• **Task statement**: Say how many lines include "Short", with no words around the number.

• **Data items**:
-*-
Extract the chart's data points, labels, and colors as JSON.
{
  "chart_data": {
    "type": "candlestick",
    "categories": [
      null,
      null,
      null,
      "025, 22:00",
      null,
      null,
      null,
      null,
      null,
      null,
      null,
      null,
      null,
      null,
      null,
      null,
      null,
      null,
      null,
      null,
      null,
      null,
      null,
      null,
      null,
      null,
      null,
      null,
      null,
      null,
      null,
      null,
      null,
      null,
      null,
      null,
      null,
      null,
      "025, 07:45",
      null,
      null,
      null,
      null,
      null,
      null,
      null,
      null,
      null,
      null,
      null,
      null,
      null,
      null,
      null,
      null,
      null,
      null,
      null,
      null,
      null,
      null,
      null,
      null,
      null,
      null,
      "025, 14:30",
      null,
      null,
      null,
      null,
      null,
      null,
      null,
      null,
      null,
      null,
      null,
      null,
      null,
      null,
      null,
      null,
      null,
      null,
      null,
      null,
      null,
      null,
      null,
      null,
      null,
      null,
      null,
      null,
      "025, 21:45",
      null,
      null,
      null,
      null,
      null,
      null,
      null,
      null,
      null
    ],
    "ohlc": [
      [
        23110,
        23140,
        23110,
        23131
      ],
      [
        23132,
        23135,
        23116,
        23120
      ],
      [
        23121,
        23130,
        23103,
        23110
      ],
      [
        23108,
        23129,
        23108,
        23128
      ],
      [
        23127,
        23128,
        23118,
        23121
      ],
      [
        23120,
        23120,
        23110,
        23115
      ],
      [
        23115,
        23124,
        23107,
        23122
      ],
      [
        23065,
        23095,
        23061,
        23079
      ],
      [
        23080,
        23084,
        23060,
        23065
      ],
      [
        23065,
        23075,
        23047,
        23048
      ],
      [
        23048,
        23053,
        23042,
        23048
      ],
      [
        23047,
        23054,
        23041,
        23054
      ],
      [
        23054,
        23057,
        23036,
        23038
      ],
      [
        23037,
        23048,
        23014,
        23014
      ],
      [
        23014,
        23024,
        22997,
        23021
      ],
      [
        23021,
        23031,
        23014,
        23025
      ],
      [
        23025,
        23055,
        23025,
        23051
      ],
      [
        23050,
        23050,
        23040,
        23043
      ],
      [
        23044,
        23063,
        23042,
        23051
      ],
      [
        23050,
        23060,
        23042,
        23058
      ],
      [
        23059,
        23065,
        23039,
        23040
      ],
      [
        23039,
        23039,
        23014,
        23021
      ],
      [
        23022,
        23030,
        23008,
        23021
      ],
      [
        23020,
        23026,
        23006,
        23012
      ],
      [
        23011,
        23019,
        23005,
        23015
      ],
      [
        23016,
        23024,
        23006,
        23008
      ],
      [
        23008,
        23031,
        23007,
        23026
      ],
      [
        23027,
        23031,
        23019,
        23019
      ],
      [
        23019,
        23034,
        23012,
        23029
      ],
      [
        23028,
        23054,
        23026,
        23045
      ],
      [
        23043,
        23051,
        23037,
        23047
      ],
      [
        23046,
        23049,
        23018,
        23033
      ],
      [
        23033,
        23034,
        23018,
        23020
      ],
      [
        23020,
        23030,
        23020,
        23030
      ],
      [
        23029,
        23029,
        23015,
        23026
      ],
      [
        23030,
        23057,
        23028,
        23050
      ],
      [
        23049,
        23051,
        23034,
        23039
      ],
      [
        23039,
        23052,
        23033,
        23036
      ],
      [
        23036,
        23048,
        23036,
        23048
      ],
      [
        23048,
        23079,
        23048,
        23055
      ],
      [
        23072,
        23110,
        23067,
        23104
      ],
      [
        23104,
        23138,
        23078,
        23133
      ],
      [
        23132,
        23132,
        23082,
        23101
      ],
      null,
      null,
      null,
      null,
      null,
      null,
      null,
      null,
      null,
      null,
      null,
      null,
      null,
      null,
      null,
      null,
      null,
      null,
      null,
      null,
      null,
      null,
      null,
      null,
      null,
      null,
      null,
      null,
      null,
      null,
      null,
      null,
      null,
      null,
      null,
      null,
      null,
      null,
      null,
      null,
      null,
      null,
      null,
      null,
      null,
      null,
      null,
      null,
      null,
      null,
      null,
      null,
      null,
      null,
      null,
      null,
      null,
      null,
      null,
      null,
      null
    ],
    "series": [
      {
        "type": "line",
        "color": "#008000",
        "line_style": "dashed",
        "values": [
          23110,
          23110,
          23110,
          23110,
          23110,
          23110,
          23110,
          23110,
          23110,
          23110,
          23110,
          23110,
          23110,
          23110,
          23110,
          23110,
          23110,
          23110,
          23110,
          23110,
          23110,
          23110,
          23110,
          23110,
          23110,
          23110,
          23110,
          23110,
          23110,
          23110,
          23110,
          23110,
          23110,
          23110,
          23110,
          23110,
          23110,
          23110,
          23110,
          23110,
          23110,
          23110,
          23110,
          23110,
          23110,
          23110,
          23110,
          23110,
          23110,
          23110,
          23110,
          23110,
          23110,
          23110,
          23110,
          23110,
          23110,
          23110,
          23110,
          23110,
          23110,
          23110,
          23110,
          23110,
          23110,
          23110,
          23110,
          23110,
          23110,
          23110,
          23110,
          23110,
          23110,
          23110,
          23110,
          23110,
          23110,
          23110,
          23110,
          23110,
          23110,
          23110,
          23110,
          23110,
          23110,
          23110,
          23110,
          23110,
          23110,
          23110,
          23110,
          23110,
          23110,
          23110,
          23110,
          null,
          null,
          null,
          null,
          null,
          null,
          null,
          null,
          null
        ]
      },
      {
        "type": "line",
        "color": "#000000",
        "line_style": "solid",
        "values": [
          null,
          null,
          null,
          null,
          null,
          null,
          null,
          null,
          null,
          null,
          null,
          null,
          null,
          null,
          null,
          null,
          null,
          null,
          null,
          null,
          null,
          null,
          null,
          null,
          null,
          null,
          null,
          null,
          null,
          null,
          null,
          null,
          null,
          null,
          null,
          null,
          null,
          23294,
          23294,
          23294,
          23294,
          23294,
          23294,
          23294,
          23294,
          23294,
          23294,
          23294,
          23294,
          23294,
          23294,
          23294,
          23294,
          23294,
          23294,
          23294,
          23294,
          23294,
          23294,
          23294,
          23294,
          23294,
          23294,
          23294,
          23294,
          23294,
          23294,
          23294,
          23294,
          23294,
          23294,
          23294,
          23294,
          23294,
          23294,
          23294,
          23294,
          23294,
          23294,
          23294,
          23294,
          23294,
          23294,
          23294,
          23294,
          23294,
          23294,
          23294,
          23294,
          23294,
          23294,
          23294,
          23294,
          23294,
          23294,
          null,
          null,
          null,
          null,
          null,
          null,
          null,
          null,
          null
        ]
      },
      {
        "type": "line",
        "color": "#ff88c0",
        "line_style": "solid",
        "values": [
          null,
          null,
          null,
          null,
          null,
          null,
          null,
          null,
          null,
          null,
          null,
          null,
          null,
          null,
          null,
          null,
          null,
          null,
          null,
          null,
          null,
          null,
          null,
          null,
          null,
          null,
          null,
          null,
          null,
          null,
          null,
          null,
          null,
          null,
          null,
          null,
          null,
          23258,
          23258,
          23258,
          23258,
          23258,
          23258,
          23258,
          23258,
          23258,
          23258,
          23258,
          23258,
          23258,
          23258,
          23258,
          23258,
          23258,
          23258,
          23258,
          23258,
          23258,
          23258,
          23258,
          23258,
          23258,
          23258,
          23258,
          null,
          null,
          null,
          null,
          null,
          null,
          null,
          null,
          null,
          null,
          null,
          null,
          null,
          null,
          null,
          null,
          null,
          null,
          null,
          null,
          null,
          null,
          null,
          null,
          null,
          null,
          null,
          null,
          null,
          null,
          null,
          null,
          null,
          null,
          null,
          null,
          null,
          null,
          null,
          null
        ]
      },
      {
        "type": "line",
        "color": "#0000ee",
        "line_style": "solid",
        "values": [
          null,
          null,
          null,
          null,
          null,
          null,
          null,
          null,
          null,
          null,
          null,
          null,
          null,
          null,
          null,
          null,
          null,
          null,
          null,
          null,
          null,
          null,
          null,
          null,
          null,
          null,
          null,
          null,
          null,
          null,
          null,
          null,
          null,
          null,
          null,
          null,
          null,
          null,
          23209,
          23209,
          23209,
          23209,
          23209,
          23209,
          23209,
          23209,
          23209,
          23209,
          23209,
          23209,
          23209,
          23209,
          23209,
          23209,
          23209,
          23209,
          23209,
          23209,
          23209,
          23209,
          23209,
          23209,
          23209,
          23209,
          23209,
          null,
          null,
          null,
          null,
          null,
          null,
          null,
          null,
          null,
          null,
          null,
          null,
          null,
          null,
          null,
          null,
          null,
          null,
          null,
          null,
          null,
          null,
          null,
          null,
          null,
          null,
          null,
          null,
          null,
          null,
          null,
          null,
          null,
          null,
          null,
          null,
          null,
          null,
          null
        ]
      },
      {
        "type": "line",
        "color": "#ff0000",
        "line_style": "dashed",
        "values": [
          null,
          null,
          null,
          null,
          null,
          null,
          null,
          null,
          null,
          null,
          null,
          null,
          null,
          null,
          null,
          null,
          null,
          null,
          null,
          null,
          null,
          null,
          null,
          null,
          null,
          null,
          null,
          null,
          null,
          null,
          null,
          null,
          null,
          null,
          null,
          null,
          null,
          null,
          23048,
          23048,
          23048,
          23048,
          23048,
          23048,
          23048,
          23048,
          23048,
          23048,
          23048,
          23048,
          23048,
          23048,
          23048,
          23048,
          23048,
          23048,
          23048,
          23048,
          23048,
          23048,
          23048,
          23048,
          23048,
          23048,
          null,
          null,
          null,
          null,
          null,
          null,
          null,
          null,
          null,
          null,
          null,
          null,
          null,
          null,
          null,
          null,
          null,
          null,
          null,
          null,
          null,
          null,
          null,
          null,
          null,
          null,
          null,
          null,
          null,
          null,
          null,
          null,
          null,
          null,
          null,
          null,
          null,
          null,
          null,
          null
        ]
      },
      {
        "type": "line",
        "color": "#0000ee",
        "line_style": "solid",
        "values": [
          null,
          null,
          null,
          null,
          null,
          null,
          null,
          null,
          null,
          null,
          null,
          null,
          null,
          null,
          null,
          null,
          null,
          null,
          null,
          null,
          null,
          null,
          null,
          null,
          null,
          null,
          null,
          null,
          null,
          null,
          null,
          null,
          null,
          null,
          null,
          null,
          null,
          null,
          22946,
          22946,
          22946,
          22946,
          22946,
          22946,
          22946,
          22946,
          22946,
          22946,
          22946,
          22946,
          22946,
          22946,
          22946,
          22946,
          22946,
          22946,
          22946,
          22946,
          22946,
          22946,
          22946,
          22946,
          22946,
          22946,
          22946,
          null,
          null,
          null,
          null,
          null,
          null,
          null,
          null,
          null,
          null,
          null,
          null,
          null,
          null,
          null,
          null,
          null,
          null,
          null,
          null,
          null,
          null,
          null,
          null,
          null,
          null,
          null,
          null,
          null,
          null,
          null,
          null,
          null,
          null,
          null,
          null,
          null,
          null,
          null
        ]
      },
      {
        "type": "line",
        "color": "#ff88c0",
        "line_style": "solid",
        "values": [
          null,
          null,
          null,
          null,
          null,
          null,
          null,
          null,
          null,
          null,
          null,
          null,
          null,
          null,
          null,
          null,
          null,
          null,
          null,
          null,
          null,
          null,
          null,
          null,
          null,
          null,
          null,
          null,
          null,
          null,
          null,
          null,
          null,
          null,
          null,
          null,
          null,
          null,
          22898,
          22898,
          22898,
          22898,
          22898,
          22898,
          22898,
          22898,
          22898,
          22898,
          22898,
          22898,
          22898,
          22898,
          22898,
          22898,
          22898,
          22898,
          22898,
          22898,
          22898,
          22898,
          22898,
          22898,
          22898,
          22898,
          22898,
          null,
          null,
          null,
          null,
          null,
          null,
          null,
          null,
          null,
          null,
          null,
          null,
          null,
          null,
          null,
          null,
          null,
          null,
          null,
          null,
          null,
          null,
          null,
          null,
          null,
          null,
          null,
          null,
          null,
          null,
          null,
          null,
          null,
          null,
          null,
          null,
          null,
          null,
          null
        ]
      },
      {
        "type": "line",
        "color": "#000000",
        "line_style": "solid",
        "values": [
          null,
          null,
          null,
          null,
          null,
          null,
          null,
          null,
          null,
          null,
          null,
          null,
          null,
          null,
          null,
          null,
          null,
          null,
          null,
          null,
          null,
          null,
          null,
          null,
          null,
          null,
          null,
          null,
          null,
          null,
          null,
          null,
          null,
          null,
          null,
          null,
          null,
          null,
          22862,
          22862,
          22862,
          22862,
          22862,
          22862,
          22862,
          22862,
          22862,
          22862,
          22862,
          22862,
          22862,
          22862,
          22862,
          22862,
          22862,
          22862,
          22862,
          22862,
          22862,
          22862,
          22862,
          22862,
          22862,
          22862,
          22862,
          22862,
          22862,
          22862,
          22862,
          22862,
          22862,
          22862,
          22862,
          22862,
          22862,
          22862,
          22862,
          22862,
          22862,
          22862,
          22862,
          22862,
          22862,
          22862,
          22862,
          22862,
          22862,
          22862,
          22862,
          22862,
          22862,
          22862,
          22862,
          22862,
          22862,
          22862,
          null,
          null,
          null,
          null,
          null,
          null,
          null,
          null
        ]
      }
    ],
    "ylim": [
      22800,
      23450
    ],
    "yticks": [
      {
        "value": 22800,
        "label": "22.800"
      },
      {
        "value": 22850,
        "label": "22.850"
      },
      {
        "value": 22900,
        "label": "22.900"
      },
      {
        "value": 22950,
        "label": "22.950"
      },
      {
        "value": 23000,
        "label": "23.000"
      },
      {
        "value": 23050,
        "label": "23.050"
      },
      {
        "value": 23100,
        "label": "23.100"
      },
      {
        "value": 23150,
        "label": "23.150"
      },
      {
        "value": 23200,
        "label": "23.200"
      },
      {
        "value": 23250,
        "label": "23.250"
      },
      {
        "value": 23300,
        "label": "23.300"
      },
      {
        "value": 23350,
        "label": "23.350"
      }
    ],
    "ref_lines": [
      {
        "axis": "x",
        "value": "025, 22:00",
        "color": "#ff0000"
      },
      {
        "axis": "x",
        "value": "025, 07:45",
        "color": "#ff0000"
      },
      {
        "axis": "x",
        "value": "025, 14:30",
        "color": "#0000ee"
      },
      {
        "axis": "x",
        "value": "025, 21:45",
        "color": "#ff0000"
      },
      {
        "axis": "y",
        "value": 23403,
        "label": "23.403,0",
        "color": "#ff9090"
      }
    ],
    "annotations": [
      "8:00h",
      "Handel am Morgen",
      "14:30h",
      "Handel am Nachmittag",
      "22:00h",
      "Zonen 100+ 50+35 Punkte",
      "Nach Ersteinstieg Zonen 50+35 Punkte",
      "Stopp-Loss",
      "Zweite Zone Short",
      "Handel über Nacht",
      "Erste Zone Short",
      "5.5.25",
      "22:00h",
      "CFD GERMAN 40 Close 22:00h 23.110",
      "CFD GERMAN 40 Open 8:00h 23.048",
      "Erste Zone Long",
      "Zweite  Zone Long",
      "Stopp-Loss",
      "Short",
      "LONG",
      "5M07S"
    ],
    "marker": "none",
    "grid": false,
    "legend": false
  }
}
-*-
• **Solution to the problem**: 3